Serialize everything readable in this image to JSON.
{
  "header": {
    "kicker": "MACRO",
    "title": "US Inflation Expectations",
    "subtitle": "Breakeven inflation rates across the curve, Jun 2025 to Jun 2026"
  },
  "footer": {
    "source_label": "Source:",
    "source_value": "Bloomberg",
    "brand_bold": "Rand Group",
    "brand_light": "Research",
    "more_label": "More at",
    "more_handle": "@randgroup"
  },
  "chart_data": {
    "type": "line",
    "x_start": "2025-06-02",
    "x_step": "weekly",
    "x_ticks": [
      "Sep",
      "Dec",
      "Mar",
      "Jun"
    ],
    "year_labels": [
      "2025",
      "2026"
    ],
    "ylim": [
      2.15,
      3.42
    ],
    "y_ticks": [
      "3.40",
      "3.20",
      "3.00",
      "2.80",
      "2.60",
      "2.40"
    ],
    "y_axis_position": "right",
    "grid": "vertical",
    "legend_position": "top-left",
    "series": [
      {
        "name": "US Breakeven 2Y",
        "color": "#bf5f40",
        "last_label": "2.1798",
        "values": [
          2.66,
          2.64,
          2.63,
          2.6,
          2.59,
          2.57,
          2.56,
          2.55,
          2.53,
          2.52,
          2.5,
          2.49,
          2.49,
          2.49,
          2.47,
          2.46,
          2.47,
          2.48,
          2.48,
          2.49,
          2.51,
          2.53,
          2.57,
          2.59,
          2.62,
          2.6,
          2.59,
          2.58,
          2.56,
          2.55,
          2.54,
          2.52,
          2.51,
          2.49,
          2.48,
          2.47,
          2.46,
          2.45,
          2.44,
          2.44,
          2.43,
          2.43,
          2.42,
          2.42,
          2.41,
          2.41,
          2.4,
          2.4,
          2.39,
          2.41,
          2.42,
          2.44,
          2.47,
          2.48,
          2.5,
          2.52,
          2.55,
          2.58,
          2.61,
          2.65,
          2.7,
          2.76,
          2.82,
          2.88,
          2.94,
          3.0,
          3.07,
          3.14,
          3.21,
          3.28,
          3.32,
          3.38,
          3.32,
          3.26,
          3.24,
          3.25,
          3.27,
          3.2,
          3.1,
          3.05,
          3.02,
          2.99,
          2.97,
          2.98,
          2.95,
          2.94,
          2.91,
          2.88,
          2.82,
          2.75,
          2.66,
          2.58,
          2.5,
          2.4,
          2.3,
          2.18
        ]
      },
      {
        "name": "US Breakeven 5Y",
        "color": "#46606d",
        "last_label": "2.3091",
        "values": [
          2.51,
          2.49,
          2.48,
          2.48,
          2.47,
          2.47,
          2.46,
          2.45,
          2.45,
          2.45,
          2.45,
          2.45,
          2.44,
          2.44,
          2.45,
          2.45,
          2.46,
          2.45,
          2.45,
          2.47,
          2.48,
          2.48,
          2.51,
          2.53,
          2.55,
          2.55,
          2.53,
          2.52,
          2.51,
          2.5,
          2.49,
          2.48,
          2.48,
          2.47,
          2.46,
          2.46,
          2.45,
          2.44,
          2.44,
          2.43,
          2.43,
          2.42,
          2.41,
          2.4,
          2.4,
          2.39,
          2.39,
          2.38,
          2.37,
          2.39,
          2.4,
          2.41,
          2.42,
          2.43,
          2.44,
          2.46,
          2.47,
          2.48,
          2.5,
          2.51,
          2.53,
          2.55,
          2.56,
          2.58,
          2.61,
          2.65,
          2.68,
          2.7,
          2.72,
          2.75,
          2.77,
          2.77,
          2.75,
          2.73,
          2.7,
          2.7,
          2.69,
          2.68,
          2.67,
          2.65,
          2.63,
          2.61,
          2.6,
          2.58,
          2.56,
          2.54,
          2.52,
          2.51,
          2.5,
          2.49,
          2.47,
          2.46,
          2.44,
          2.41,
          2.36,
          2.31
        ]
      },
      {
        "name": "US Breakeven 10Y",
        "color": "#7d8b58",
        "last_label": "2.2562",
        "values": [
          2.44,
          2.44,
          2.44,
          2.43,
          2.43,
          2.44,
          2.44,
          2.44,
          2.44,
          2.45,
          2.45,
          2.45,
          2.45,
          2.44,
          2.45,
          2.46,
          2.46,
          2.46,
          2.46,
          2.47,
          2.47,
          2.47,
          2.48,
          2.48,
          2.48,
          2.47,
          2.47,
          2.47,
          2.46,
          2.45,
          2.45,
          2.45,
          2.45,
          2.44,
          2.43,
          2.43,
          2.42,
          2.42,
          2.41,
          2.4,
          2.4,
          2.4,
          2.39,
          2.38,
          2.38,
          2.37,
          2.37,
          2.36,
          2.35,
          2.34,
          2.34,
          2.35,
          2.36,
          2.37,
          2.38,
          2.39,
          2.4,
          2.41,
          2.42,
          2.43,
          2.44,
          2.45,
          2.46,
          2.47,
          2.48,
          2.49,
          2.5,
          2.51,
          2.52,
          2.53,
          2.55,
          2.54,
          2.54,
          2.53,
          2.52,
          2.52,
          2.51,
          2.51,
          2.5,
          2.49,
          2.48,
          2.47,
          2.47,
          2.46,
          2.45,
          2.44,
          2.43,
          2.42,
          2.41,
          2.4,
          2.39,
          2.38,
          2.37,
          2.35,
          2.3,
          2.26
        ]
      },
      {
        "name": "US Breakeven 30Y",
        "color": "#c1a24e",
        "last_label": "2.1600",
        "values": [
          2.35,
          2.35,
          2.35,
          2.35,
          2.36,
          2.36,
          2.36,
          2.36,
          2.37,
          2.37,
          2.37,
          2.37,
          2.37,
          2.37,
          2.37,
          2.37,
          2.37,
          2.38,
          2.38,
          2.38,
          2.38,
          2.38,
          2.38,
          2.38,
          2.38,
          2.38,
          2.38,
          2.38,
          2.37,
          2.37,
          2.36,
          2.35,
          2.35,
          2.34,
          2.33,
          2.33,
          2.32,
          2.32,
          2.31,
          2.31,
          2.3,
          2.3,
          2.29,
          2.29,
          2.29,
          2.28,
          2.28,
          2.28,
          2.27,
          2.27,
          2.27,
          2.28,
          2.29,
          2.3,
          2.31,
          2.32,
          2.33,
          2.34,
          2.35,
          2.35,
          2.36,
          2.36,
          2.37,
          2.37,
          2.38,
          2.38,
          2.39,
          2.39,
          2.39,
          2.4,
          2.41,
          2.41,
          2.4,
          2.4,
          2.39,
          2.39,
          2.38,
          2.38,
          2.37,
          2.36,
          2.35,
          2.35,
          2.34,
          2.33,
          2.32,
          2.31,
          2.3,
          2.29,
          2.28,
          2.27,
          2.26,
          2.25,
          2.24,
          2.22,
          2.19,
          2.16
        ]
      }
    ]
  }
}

******

- GIVEN EXERCISE
All lines that include "name" are to be gathered and copied.

- FINAL ANSWER
        "name": "US Breakeven 2Y",
        "name": "US Breakeven 5Y",
        "name": "US Breakeven 10Y",
        "name": "US Breakeven 30Y",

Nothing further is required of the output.